> [WORK TO COMPLETE] Pick every line from the data that holds the word "suffix".

*** THE DATA ***

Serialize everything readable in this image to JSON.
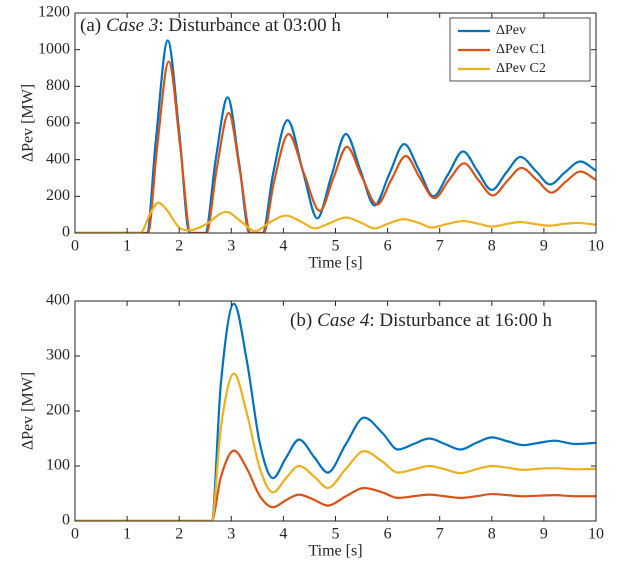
{
  "chart_data": [
    {
      "type": "line",
      "annotation": {
        "prefix": "(a)",
        "emphasis": "Case 3",
        "suffix": ": Disturbance at 03:00 h"
      },
      "x_label": "Time [s]",
      "y_label": "ΔPev [MW]",
      "xlim": [
        0,
        10
      ],
      "xticks": [
        0,
        1,
        2,
        3,
        4,
        5,
        6,
        7,
        8,
        9,
        10
      ],
      "ylim": [
        0,
        1200
      ],
      "yticks": [
        0,
        200,
        400,
        600,
        800,
        1000,
        1200
      ],
      "legend": "upper right",
      "series": [
        {
          "name": "ΔPev",
          "color": "#0072BD",
          "x": [
            0,
            1.2,
            1.38,
            1.55,
            1.78,
            2.0,
            2.2,
            2.5,
            2.7,
            2.93,
            3.15,
            3.35,
            3.6,
            3.8,
            4.08,
            4.38,
            4.65,
            4.92,
            5.2,
            5.48,
            5.75,
            6.03,
            6.32,
            6.6,
            6.88,
            7.16,
            7.45,
            7.72,
            8.0,
            8.28,
            8.55,
            8.84,
            9.12,
            9.4,
            9.7,
            10
          ],
          "values": [
            0,
            0,
            0,
            500,
            1050,
            550,
            0,
            0,
            400,
            740,
            380,
            0,
            0,
            320,
            615,
            330,
            80,
            310,
            540,
            340,
            150,
            320,
            485,
            345,
            200,
            320,
            445,
            340,
            235,
            330,
            415,
            340,
            265,
            330,
            390,
            340
          ]
        },
        {
          "name": "ΔPev C1",
          "color": "#D95319",
          "x": [
            0,
            1.4,
            1.57,
            1.8,
            2.02,
            2.22,
            2.52,
            2.72,
            2.95,
            3.17,
            3.37,
            3.62,
            3.82,
            4.1,
            4.4,
            4.7,
            4.96,
            5.22,
            5.5,
            5.8,
            6.07,
            6.35,
            6.62,
            6.9,
            7.18,
            7.47,
            7.74,
            8.02,
            8.3,
            8.57,
            8.86,
            9.15,
            9.42,
            9.7,
            10
          ],
          "values": [
            0,
            0,
            450,
            935,
            470,
            0,
            0,
            350,
            655,
            330,
            0,
            0,
            280,
            540,
            320,
            120,
            300,
            470,
            310,
            155,
            290,
            420,
            300,
            190,
            290,
            380,
            290,
            205,
            285,
            355,
            290,
            220,
            280,
            335,
            290
          ]
        },
        {
          "name": "ΔPev C2",
          "color": "#EDB120",
          "x": [
            0,
            1.25,
            1.45,
            1.6,
            1.75,
            2.0,
            2.2,
            2.5,
            2.9,
            3.2,
            3.45,
            3.75,
            4.05,
            4.35,
            4.6,
            4.9,
            5.2,
            5.5,
            5.75,
            6.0,
            6.3,
            6.6,
            6.85,
            7.15,
            7.45,
            7.75,
            8.0,
            8.3,
            8.55,
            8.85,
            9.1,
            9.4,
            9.65,
            10
          ],
          "values": [
            0,
            0,
            110,
            165,
            130,
            30,
            15,
            45,
            115,
            60,
            10,
            60,
            95,
            60,
            25,
            55,
            85,
            55,
            25,
            50,
            75,
            55,
            30,
            50,
            65,
            50,
            35,
            50,
            60,
            48,
            40,
            50,
            55,
            45
          ]
        }
      ]
    },
    {
      "type": "line",
      "annotation": {
        "prefix": "(b)",
        "emphasis": "Case 4",
        "suffix": ": Disturbance at 16:00 h"
      },
      "x_label": "Time [s]",
      "y_label": "ΔPev [MW]",
      "xlim": [
        0,
        10
      ],
      "xticks": [
        0,
        1,
        2,
        3,
        4,
        5,
        6,
        7,
        8,
        9,
        10
      ],
      "ylim": [
        0,
        400
      ],
      "yticks": [
        0,
        100,
        200,
        300,
        400
      ],
      "x": [
        0,
        2.62,
        2.8,
        3.05,
        3.3,
        3.55,
        3.8,
        4.05,
        4.3,
        4.6,
        4.85,
        5.2,
        5.55,
        5.9,
        6.2,
        6.5,
        6.8,
        7.1,
        7.4,
        7.7,
        8.0,
        8.3,
        8.6,
        8.9,
        9.2,
        9.6,
        10
      ],
      "series": [
        {
          "color": "#0072BD",
          "values": [
            0,
            0,
            250,
            395,
            290,
            140,
            78,
            115,
            148,
            115,
            88,
            140,
            188,
            160,
            130,
            140,
            150,
            140,
            130,
            142,
            152,
            145,
            138,
            142,
            146,
            140,
            142
          ]
        },
        {
          "color": "#D95319",
          "values": [
            0,
            0,
            80,
            128,
            95,
            45,
            25,
            38,
            48,
            38,
            28,
            45,
            60,
            52,
            42,
            45,
            48,
            45,
            42,
            45,
            49,
            47,
            45,
            46,
            47,
            45,
            45
          ]
        },
        {
          "color": "#EDB120",
          "values": [
            0,
            0,
            170,
            268,
            195,
            95,
            52,
            78,
            100,
            80,
            60,
            95,
            127,
            108,
            88,
            94,
            100,
            94,
            87,
            94,
            100,
            97,
            93,
            95,
            96,
            94,
            95
          ]
        }
      ]
    }
  ]
}
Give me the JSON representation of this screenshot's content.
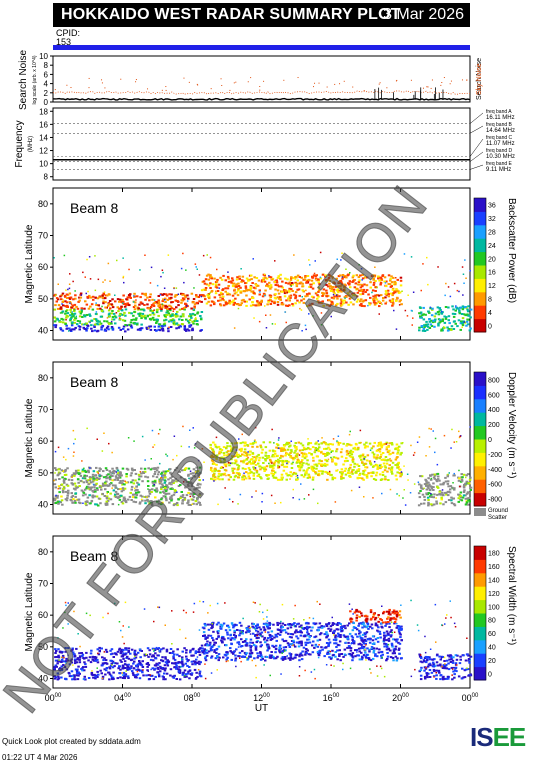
{
  "header": {
    "title": "HOKKAIDO WEST RADAR SUMMARY PLOT",
    "date": "3 Mar 2026",
    "cpid_label": "CPID:",
    "cpid_value": "153"
  },
  "noise_panel": {
    "ylabel_1": "Search Noise",
    "ylabel_2": "log scale (arb. x 10^4)",
    "yticks": [
      "0",
      "2",
      "4",
      "6",
      "8",
      "10"
    ],
    "legend_search": "Search Noise",
    "legend_sky": "Sky Noise",
    "ylim": [
      0,
      10
    ]
  },
  "freq_panel": {
    "ylabel": "Frequency",
    "unit": "(MHz)",
    "yticks": [
      "8",
      "10",
      "12",
      "14",
      "16",
      "18"
    ],
    "ylim": [
      7.5,
      18.5
    ],
    "bands": [
      {
        "label": "freq band A",
        "value": "16.11 MHz",
        "mhz": 16.11
      },
      {
        "label": "freq band B",
        "value": "14.64 MHz",
        "mhz": 14.64
      },
      {
        "label": "freq band C",
        "value": "11.07 MHz",
        "mhz": 11.07
      },
      {
        "label": "freq band D",
        "value": "10.30 MHz",
        "mhz": 10.3
      },
      {
        "label": "freq band E",
        "value": "9.11 MHz",
        "mhz": 9.11
      }
    ]
  },
  "panels": [
    {
      "beam": "Beam 8",
      "ylabel": "Magnetic Latitude",
      "yticks": [
        "40",
        "50",
        "60",
        "70",
        "80"
      ],
      "cbar_label": "Backscatter Power (dB)",
      "cbar_ticks": [
        "0",
        "4",
        "8",
        "12",
        "16",
        "20",
        "24",
        "28",
        "32",
        "36"
      ],
      "cbar_colors": [
        "#c80000",
        "#ff3a00",
        "#ff9a00",
        "#ffee00",
        "#a8e800",
        "#22c822",
        "#00b8a0",
        "#1aa0ff",
        "#1a40ff",
        "#2a10c8"
      ],
      "ground_scatter": false
    },
    {
      "beam": "Beam 8",
      "ylabel": "Magnetic Latitude",
      "yticks": [
        "40",
        "50",
        "60",
        "70",
        "80"
      ],
      "cbar_label": "Doppler Velocity (m s⁻¹)",
      "cbar_ticks": [
        "-800",
        "-600",
        "-400",
        "-200",
        "0",
        "200",
        "400",
        "600",
        "800"
      ],
      "cbar_colors": [
        "#c80000",
        "#ff6000",
        "#ffb000",
        "#fff000",
        "#b8f000",
        "#22c822",
        "#00b8a0",
        "#1a80ff",
        "#1a30ff",
        "#2a10c8"
      ],
      "ground_scatter": true,
      "ground_label_1": "Ground",
      "ground_label_2": "Scatter"
    },
    {
      "beam": "Beam 8",
      "ylabel": "Magnetic Latitude",
      "yticks": [
        "40",
        "50",
        "60",
        "70",
        "80"
      ],
      "cbar_label": "Spectral Width (m s⁻¹)",
      "cbar_ticks": [
        "0",
        "20",
        "40",
        "60",
        "80",
        "100",
        "120",
        "140",
        "160",
        "180"
      ],
      "cbar_colors": [
        "#2a10c8",
        "#1a40ff",
        "#1aa0ff",
        "#00b8a0",
        "#22c822",
        "#a8e800",
        "#ffee00",
        "#ff9a00",
        "#ff3a00",
        "#c80000"
      ],
      "ground_scatter": false
    }
  ],
  "x_axis": {
    "label": "UT",
    "ticks": [
      {
        "h": "00",
        "m": "00"
      },
      {
        "h": "04",
        "m": "00"
      },
      {
        "h": "08",
        "m": "00"
      },
      {
        "h": "12",
        "m": "00"
      },
      {
        "h": "16",
        "m": "00"
      },
      {
        "h": "20",
        "m": "00"
      },
      {
        "h": "00",
        "m": "00"
      }
    ]
  },
  "watermark": "NOT FOR PUBLICATION",
  "footer": {
    "line1": "Quick Look plot created by sddata.adm",
    "line2": "01:22 UT  4 Mar 2026"
  },
  "logo": {
    "text": "ISEE",
    "colors": [
      "#1a2a7a",
      "#1a2a7a",
      "#1a9a3a",
      "#1a9a3a"
    ]
  },
  "chart_data": [
    {
      "type": "line",
      "title": "Search Noise",
      "x": [
        0,
        4,
        8,
        12,
        16,
        20,
        24
      ],
      "series": [
        {
          "name": "Search Noise",
          "values": [
            2.0,
            2.1,
            1.9,
            2.0,
            2.1,
            2.3,
            1.8
          ]
        },
        {
          "name": "Sky Noise",
          "values": [
            0.6,
            0.6,
            0.6,
            0.6,
            0.6,
            0.6,
            0.6
          ]
        }
      ],
      "xlabel": "UT",
      "ylim": [
        0,
        10
      ]
    },
    {
      "type": "line",
      "title": "Frequency",
      "x": [
        0,
        24
      ],
      "series": [
        {
          "name": "Operating Frequency",
          "values": [
            10.6,
            10.6
          ]
        }
      ],
      "ylabel": "Frequency (MHz)",
      "ylim": [
        7.5,
        18.5
      ]
    },
    {
      "type": "heatmap",
      "title": "Backscatter Power (dB)",
      "xlabel": "UT",
      "ylabel": "Magnetic Latitude",
      "x_range": [
        0,
        24
      ],
      "y_range": [
        37,
        85
      ],
      "colorbar_range": [
        0,
        36
      ],
      "features": [
        {
          "ut_start": 0,
          "ut_end": 8.5,
          "lat_start": 40,
          "lat_end": 42,
          "value": 34
        },
        {
          "ut_start": 0,
          "ut_end": 8.5,
          "lat_start": 42,
          "lat_end": 47,
          "value": 20
        },
        {
          "ut_start": 0,
          "ut_end": 8.5,
          "lat_start": 47,
          "lat_end": 52,
          "value": 6
        },
        {
          "ut_start": 8.5,
          "ut_end": 20,
          "lat_start": 48,
          "lat_end": 58,
          "value": 8
        },
        {
          "ut_start": 21,
          "ut_end": 24,
          "lat_start": 40,
          "lat_end": 48,
          "value": 22
        }
      ]
    },
    {
      "type": "heatmap",
      "title": "Doppler Velocity (m s-1)",
      "xlabel": "UT",
      "ylabel": "Magnetic Latitude",
      "x_range": [
        0,
        24
      ],
      "y_range": [
        37,
        85
      ],
      "colorbar_range": [
        -800,
        800
      ],
      "features": [
        {
          "ut_start": 0,
          "ut_end": 8.5,
          "lat_start": 40,
          "lat_end": 52,
          "value": 0,
          "ground_scatter": true
        },
        {
          "ut_start": 9,
          "ut_end": 20,
          "lat_start": 48,
          "lat_end": 60,
          "value": -200
        },
        {
          "ut_start": 21,
          "ut_end": 24,
          "lat_start": 40,
          "lat_end": 50,
          "value": 0,
          "ground_scatter": true
        }
      ]
    },
    {
      "type": "heatmap",
      "title": "Spectral Width (m s-1)",
      "xlabel": "UT",
      "ylabel": "Magnetic Latitude",
      "x_range": [
        0,
        24
      ],
      "y_range": [
        37,
        85
      ],
      "colorbar_range": [
        0,
        180
      ],
      "features": [
        {
          "ut_start": 0,
          "ut_end": 8.5,
          "lat_start": 40,
          "lat_end": 50,
          "value": 10
        },
        {
          "ut_start": 8.5,
          "ut_end": 20,
          "lat_start": 46,
          "lat_end": 58,
          "value": 20
        },
        {
          "ut_start": 17,
          "ut_end": 20,
          "lat_start": 58,
          "lat_end": 62,
          "value": 160
        },
        {
          "ut_start": 21,
          "ut_end": 24,
          "lat_start": 40,
          "lat_end": 48,
          "value": 15
        }
      ]
    }
  ]
}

***

> [SOLUTION TO THE EXERCISE]
        "suffix": ": Disturbance at 03:00 h"
        "suffix": ": Disturbance at 16:00 h"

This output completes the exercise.